Some records:

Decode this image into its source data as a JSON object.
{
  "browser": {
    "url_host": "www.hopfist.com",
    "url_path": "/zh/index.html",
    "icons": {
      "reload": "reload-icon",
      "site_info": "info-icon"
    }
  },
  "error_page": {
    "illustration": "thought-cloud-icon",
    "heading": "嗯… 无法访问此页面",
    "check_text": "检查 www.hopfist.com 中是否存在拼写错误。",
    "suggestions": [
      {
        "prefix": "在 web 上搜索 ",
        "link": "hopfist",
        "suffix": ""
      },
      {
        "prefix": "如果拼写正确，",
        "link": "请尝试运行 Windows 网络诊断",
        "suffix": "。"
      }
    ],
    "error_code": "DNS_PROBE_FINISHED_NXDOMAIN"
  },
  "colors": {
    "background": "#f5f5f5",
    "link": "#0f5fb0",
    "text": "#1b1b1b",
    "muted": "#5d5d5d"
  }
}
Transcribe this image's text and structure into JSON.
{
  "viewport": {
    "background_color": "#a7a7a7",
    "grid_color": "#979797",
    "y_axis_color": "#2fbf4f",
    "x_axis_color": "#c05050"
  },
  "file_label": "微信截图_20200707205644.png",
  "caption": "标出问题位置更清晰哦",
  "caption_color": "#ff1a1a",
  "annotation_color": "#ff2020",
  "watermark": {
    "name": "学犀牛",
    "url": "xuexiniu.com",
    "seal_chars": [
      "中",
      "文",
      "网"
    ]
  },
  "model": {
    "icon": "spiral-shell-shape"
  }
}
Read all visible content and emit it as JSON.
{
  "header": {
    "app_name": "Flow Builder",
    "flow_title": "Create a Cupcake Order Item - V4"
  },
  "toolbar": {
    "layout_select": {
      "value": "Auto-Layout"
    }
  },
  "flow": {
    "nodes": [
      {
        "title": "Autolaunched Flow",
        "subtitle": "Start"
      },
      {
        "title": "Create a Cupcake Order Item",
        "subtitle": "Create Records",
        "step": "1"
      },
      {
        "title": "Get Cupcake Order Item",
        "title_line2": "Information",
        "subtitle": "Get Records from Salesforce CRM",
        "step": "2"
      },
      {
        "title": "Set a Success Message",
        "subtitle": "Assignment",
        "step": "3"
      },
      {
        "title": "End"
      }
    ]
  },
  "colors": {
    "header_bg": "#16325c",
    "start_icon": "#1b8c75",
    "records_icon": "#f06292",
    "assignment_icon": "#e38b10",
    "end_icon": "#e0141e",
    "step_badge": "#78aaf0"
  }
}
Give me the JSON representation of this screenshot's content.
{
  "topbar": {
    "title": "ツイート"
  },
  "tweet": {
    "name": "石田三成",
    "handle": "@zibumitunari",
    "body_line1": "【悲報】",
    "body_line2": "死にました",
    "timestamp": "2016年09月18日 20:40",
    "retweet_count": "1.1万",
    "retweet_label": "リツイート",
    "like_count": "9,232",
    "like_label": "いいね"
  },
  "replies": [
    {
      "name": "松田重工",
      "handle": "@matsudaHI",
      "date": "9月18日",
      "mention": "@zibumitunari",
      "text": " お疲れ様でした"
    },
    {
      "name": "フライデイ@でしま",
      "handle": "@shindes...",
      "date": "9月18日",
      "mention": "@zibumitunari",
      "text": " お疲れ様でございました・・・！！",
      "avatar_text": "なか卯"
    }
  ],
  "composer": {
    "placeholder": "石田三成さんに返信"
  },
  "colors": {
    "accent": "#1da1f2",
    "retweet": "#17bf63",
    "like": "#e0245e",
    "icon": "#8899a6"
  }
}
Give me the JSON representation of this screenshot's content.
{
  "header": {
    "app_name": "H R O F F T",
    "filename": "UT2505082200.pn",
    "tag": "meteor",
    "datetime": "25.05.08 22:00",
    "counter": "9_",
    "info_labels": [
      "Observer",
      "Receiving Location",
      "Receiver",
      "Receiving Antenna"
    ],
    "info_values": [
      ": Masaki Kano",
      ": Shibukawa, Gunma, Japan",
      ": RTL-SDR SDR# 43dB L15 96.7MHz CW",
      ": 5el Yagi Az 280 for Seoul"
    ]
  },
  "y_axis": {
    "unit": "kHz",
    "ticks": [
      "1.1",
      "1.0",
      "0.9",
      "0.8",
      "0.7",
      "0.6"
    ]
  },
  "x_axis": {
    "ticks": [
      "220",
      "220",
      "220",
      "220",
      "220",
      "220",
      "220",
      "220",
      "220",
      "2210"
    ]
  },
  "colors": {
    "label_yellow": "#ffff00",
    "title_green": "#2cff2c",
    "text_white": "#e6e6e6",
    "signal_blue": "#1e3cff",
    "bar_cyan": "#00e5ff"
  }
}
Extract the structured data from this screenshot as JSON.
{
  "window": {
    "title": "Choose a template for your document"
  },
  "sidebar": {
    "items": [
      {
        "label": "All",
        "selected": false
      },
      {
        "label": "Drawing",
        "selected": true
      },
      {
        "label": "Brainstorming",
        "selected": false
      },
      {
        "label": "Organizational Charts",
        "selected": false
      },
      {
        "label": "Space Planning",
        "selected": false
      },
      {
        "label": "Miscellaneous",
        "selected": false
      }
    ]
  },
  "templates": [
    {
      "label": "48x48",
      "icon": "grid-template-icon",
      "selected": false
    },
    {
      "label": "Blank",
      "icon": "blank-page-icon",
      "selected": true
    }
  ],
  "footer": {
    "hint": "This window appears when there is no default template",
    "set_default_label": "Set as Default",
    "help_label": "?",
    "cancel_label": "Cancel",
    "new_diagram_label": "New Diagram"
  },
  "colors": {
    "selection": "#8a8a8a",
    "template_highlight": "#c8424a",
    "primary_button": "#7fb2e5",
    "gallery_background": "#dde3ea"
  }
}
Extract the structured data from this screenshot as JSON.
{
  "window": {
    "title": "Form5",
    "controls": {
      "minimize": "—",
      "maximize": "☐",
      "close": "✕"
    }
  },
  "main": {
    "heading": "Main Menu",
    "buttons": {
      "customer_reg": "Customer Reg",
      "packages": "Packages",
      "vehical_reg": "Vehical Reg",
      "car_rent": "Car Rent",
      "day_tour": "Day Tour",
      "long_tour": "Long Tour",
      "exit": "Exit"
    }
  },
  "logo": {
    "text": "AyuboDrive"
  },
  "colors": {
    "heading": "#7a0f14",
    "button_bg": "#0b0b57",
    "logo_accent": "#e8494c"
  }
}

• **WHAT YOU SHOULD DO**: Reproduce the listing shown above in its entirety, exactly.

• **OUTPUT OF THE TASK**:
Decode this image into its source data as a JSON object.
{
  "browser": {
    "url_host": "www.hopfist.com",
    "url_path": "/zh/index.html",
    "icons": {
      "reload": "reload-icon",
      "site_info": "info-icon"
    }
  },
  "error_page": {
    "illustration": "thought-cloud-icon",
    "heading": "嗯… 无法访问此页面",
    "check_text": "检查 www.hopfist.com 中是否存在拼写错误。",
    "suggestions": [
      {
        "prefix": "在 web 上搜索 ",
        "link": "hopfist",
        "suffix": ""
      },
      {
        "prefix": "如果拼写正确，",
        "link": "请尝试运行 Windows 网络诊断",
        "suffix": "。"
      }
    ],
    "error_code": "DNS_PROBE_FINISHED_NXDOMAIN"
  },
  "colors": {
    "background": "#f5f5f5",
    "link": "#0f5fb0",
    "text": "#1b1b1b",
    "muted": "#5d5d5d"
  }
}
Transcribe this image's text and structure into JSON.
{
  "viewport": {
    "background_color": "#a7a7a7",
    "grid_color": "#979797",
    "y_axis_color": "#2fbf4f",
    "x_axis_color": "#c05050"
  },
  "file_label": "微信截图_20200707205644.png",
  "caption": "标出问题位置更清晰哦",
  "caption_color": "#ff1a1a",
  "annotation_color": "#ff2020",
  "watermark": {
    "name": "学犀牛",
    "url": "xuexiniu.com",
    "seal_chars": [
      "中",
      "文",
      "网"
    ]
  },
  "model": {
    "icon": "spiral-shell-shape"
  }
}
Read all visible content and emit it as JSON.
{
  "header": {
    "app_name": "Flow Builder",
    "flow_title": "Create a Cupcake Order Item - V4"
  },
  "toolbar": {
    "layout_select": {
      "value": "Auto-Layout"
    }
  },
  "flow": {
    "nodes": [
      {
        "title": "Autolaunched Flow",
        "subtitle": "Start"
      },
      {
        "title": "Create a Cupcake Order Item",
        "subtitle": "Create Records",
        "step": "1"
      },
      {
        "title": "Get Cupcake Order Item",
        "title_line2": "Information",
        "subtitle": "Get Records from Salesforce CRM",
        "step": "2"
      },
      {
        "title": "Set a Success Message",
        "subtitle": "Assignment",
        "step": "3"
      },
      {
        "title": "End"
      }
    ]
  },
  "colors": {
    "header_bg": "#16325c",
    "start_icon": "#1b8c75",
    "records_icon": "#f06292",
    "assignment_icon": "#e38b10",
    "end_icon": "#e0141e",
    "step_badge": "#78aaf0"
  }
}
Give me the JSON representation of this screenshot's content.
{
  "topbar": {
    "title": "ツイート"
  },
  "tweet": {
    "name": "石田三成",
    "handle": "@zibumitunari",
    "body_line1": "【悲報】",
    "body_line2": "死にました",
    "timestamp": "2016年09月18日 20:40",
    "retweet_count": "1.1万",
    "retweet_label": "リツイート",
    "like_count": "9,232",
    "like_label": "いいね"
  },
  "replies": [
    {
      "name": "松田重工",
      "handle": "@matsudaHI",
      "date": "9月18日",
      "mention": "@zibumitunari",
      "text": " お疲れ様でした"
    },
    {
      "name": "フライデイ@でしま",
      "handle": "@shindes...",
      "date": "9月18日",
      "mention": "@zibumitunari",
      "text": " お疲れ様でございました・・・！！",
      "avatar_text": "なか卯"
    }
  ],
  "composer": {
    "placeholder": "石田三成さんに返信"
  },
  "colors": {
    "accent": "#1da1f2",
    "retweet": "#17bf63",
    "like": "#e0245e",
    "icon": "#8899a6"
  }
}
Give me the JSON representation of this screenshot's content.
{
  "header": {
    "app_name": "H R O F F T",
    "filename": "UT2505082200.pn",
    "tag": "meteor",
    "datetime": "25.05.08 22:00",
    "counter": "9_",
    "info_labels": [
      "Observer",
      "Receiving Location",
      "Receiver",
      "Receiving Antenna"
    ],
    "info_values": [
      ": Masaki Kano",
      ": Shibukawa, Gunma, Japan",
      ": RTL-SDR SDR# 43dB L15 96.7MHz CW",
      ": 5el Yagi Az 280 for Seoul"
    ]
  },
  "y_axis": {
    "unit": "kHz",
    "ticks": [
      "1.1",
      "1.0",
      "0.9",
      "0.8",
      "0.7",
      "0.6"
    ]
  },
  "x_axis": {
    "ticks": [
      "220",
      "220",
      "220",
      "220",
      "220",
      "220",
      "220",
      "220",
      "220",
      "2210"
    ]
  },
  "colors": {
    "label_yellow": "#ffff00",
    "title_green": "#2cff2c",
    "text_white": "#e6e6e6",
    "signal_blue": "#1e3cff",
    "bar_cyan": "#00e5ff"
  }
}
Extract the structured data from this screenshot as JSON.
{
  "window": {
    "title": "Choose a template for your document"
  },
  "sidebar": {
    "items": [
      {
        "label": "All",
        "selected": false
      },
      {
        "label": "Drawing",
        "selected": true
      },
      {
        "label": "Brainstorming",
        "selected": false
      },
      {
        "label": "Organizational Charts",
        "selected": false
      },
      {
        "label": "Space Planning",
        "selected": false
      },
      {
        "label": "Miscellaneous",
        "selected": false
      }
    ]
  },
  "templates": [
    {
      "label": "48x48",
      "icon": "grid-template-icon",
      "selected": false
    },
    {
      "label": "Blank",
      "icon": "blank-page-icon",
      "selected": true
    }
  ],
  "footer": {
    "hint": "This window appears when there is no default template",
    "set_default_label": "Set as Default",
    "help_label": "?",
    "cancel_label": "Cancel",
    "new_diagram_label": "New Diagram"
  },
  "colors": {
    "selection": "#8a8a8a",
    "template_highlight": "#c8424a",
    "primary_button": "#7fb2e5",
    "gallery_background": "#dde3ea"
  }
}
Extract the structured data from this screenshot as JSON.
{
  "window": {
    "title": "Form5",
    "controls": {
      "minimize": "—",
      "maximize": "☐",
      "close": "✕"
    }
  },
  "main": {
    "heading": "Main Menu",
    "buttons": {
      "customer_reg": "Customer Reg",
      "packages": "Packages",
      "vehical_reg": "Vehical Reg",
      "car_rent": "Car Rent",
      "day_tour": "Day Tour",
      "long_tour": "Long Tour",
      "exit": "Exit"
    }
  },
  "logo": {
    "text": "AyuboDrive"
  },
  "colors": {
    "heading": "#7a0f14",
    "button_bg": "#0b0b57",
    "logo_accent": "#e8494c"
  }
}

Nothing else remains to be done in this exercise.